#### Given problem
Quote every line of the listing below without any change, leaving out the pictures.

(Extracted records)

START

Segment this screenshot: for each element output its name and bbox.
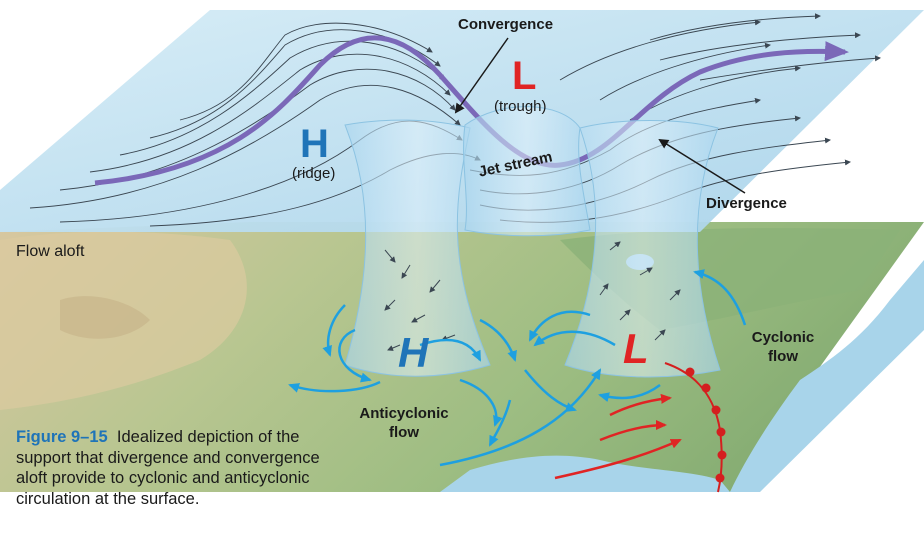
divergence-label: Divergence	[706, 195, 787, 212]
convergence-label: Convergence	[458, 16, 554, 33]
surface-low-letter: L	[623, 325, 649, 372]
warm-air-arrows	[554, 393, 682, 480]
cyclonic-arrows	[528, 269, 747, 403]
anticyclonic-arrows	[288, 304, 602, 467]
trough-label: (trough)	[494, 98, 547, 115]
flow-aloft-label: Flow aloft	[16, 243, 85, 260]
leader-lines	[454, 37, 746, 194]
upper-streamlines	[29, 13, 881, 227]
ridge-label: (ridge)	[292, 165, 336, 182]
cold-front	[664, 362, 727, 493]
cyclonic-flow-label: Cyclonic flow	[751, 329, 815, 365]
caption-text: Idealized depiction of the support that …	[16, 428, 320, 508]
upper-high-letter: H	[300, 122, 329, 166]
anticyclonic-flow-label: Anticyclonic flow	[359, 405, 449, 441]
figure-caption: Figure 9–15 Idealized depiction of the s…	[16, 427, 346, 509]
figure-number: Figure 9–15	[16, 428, 108, 446]
surface-high-letter: H	[398, 329, 429, 376]
air-columns	[344, 106, 721, 378]
upper-low-letter: L	[512, 54, 537, 98]
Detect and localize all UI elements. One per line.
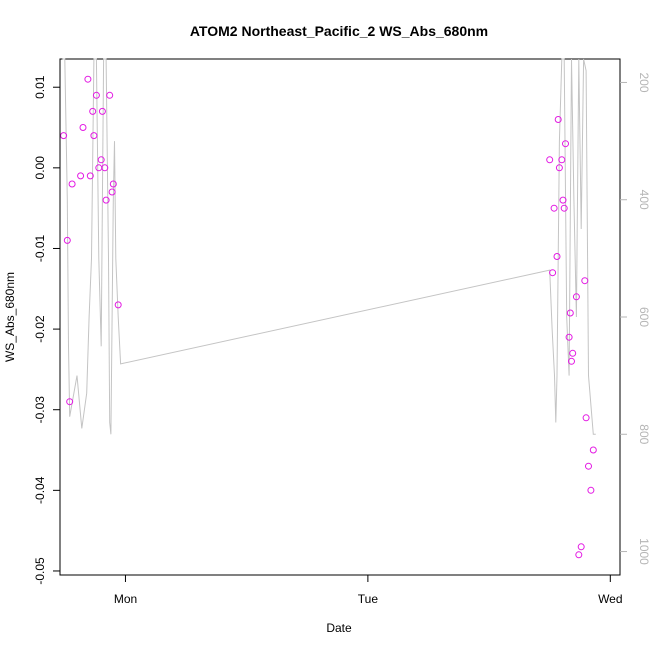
y-axis-label: WS_Abs_680nm — [3, 272, 17, 362]
y2-tick-label: 1000 — [637, 538, 650, 565]
data-point — [560, 204, 568, 212]
data-point — [582, 414, 590, 422]
data-point — [559, 196, 567, 204]
line-series — [62, 58, 596, 435]
x-axis-label: Date — [326, 621, 352, 635]
y-tick-label: -0.02 — [33, 315, 47, 343]
data-point — [555, 164, 563, 172]
y-tick-label: -0.03 — [33, 396, 47, 424]
y-tick-label: 0.00 — [33, 156, 47, 180]
y-axis-left: 0.01 0.00 -0.01 -0.02 -0.03 -0.04 -0.05 — [33, 75, 61, 585]
data-point — [554, 116, 562, 123]
data-point — [114, 301, 122, 309]
data-point — [553, 253, 561, 260]
data-point — [60, 132, 68, 140]
data-point — [568, 357, 575, 365]
data-point — [581, 277, 589, 285]
data-point — [108, 188, 116, 196]
data-point — [68, 180, 76, 188]
data-point — [562, 140, 569, 148]
y2-tick-label: 800 — [637, 424, 650, 444]
data-point — [84, 75, 92, 83]
plot-frame — [59, 58, 621, 576]
data-point — [90, 132, 98, 140]
data-point — [92, 91, 100, 99]
y-tick-label: -0.04 — [33, 476, 47, 504]
data-point — [102, 196, 110, 204]
data-point — [566, 309, 574, 317]
x-tick-label: Mon — [114, 592, 137, 606]
data-point — [77, 172, 85, 180]
data-point — [558, 156, 566, 164]
data-point — [546, 156, 554, 164]
x-tick-label: Tue — [358, 592, 379, 606]
y2-tick-label: 600 — [637, 307, 650, 327]
data-point — [109, 180, 117, 188]
data-point — [572, 293, 580, 301]
data-point — [106, 91, 114, 99]
data-point — [565, 333, 573, 341]
data-point — [587, 486, 595, 494]
y2-tick-label: 400 — [637, 190, 650, 210]
data-point — [577, 543, 585, 551]
x-axis: Mon Tue Wed — [114, 574, 623, 606]
data-point — [550, 204, 558, 212]
data-point — [97, 156, 105, 164]
chart-title: ATOM2 Northeast_Pacific_2 WS_Abs_680nm — [190, 23, 488, 39]
y-tick-label: 0.01 — [33, 75, 47, 99]
y-tick-label: -0.05 — [33, 557, 47, 585]
y2-tick-label: 200 — [637, 72, 650, 92]
data-point — [79, 124, 87, 131]
data-point — [549, 269, 557, 277]
data-point — [589, 446, 597, 454]
data-point — [63, 236, 71, 244]
data-point — [66, 398, 74, 406]
y-axis-right: 200 400 600 800 1000 — [620, 72, 650, 565]
data-point — [89, 107, 97, 115]
data-point — [569, 349, 577, 357]
data-point — [585, 462, 592, 470]
data-point — [95, 164, 103, 172]
data-point — [575, 551, 583, 559]
data-point — [98, 107, 106, 115]
series-line — [62, 58, 596, 435]
y-tick-label: -0.01 — [33, 235, 47, 263]
data-point — [101, 164, 109, 172]
point-series — [60, 75, 597, 559]
data-point — [86, 172, 94, 180]
x-tick-label: Wed — [598, 592, 622, 606]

END

#### Task response
Segment this screenshot: for each element output its name and bbox.
divergence-label: Divergence	[706, 195, 787, 212]
convergence-label: Convergence	[458, 16, 554, 33]
surface-low-letter: L	[623, 325, 649, 372]
warm-air-arrows	[554, 393, 682, 480]
cyclonic-arrows	[528, 269, 747, 403]
anticyclonic-arrows	[288, 304, 602, 467]
trough-label: (trough)	[494, 98, 547, 115]
flow-aloft-label: Flow aloft	[16, 243, 85, 260]
leader-lines	[454, 37, 746, 194]
upper-streamlines	[29, 13, 881, 227]
ridge-label: (ridge)	[292, 165, 336, 182]
cold-front	[664, 362, 727, 493]
cyclonic-flow-label: Cyclonic flow	[751, 329, 815, 365]
caption-text: Idealized depiction of the support that …	[16, 428, 320, 508]
upper-high-letter: H	[300, 122, 329, 166]
anticyclonic-flow-label: Anticyclonic flow	[359, 405, 449, 441]
figure-caption: Figure 9–15 Idealized depiction of the s…	[16, 427, 346, 509]
figure-number: Figure 9–15	[16, 428, 108, 446]
surface-high-letter: H	[398, 329, 429, 376]
air-columns	[344, 106, 721, 378]
upper-low-letter: L	[512, 54, 537, 98]
Detect and localize all UI elements. One per line.
y-axis-label: WS_Abs_680nm — [3, 272, 17, 362]
y2-tick-label: 1000 — [637, 538, 650, 565]
data-point — [560, 204, 568, 212]
data-point — [582, 414, 590, 422]
data-point — [559, 196, 567, 204]
line-series — [62, 58, 596, 435]
x-axis-label: Date — [326, 621, 352, 635]
y-tick-label: -0.02 — [33, 315, 47, 343]
data-point — [555, 164, 563, 172]
y-tick-label: -0.03 — [33, 396, 47, 424]
y-tick-label: 0.00 — [33, 156, 47, 180]
y-axis-left: 0.01 0.00 -0.01 -0.02 -0.03 -0.04 -0.05 — [33, 75, 61, 585]
data-point — [554, 116, 562, 123]
data-point — [114, 301, 122, 309]
data-point — [553, 253, 561, 260]
data-point — [60, 132, 68, 140]
data-point — [568, 357, 575, 365]
data-point — [581, 277, 589, 285]
data-point — [108, 188, 116, 196]
data-point — [68, 180, 76, 188]
data-point — [562, 140, 569, 148]
y2-tick-label: 800 — [637, 424, 650, 444]
data-point — [84, 75, 92, 83]
plot-frame — [59, 58, 621, 576]
data-point — [90, 132, 98, 140]
data-point — [92, 91, 100, 99]
y-tick-label: -0.04 — [33, 476, 47, 504]
data-point — [102, 196, 110, 204]
data-point — [566, 309, 574, 317]
x-tick-label: Mon — [114, 592, 137, 606]
data-point — [77, 172, 85, 180]
data-point — [558, 156, 566, 164]
data-point — [546, 156, 554, 164]
x-tick-label: Tue — [358, 592, 379, 606]
y2-tick-label: 600 — [637, 307, 650, 327]
data-point — [109, 180, 117, 188]
data-point — [572, 293, 580, 301]
data-point — [106, 91, 114, 99]
data-point — [565, 333, 573, 341]
data-point — [587, 486, 595, 494]
y2-tick-label: 400 — [637, 190, 650, 210]
data-point — [577, 543, 585, 551]
x-axis: Mon Tue Wed — [114, 574, 623, 606]
data-point — [550, 204, 558, 212]
data-point — [97, 156, 105, 164]
chart-title: ATOM2 Northeast_Pacific_2 WS_Abs_680nm — [190, 23, 488, 39]
y-tick-label: 0.01 — [33, 75, 47, 99]
y-tick-label: -0.05 — [33, 557, 47, 585]
y2-tick-label: 200 — [637, 72, 650, 92]
data-point — [79, 124, 87, 131]
data-point — [549, 269, 557, 277]
data-point — [589, 446, 597, 454]
data-point — [63, 236, 71, 244]
data-point — [66, 398, 74, 406]
y-axis-right: 200 400 600 800 1000 — [620, 72, 650, 565]
data-point — [89, 107, 97, 115]
data-point — [569, 349, 577, 357]
data-point — [585, 462, 592, 470]
data-point — [95, 164, 103, 172]
data-point — [575, 551, 583, 559]
data-point — [98, 107, 106, 115]
series-line — [62, 58, 596, 435]
y-tick-label: -0.01 — [33, 235, 47, 263]
data-point — [101, 164, 109, 172]
point-series — [60, 75, 597, 559]
data-point — [86, 172, 94, 180]
x-tick-label: Wed — [598, 592, 622, 606]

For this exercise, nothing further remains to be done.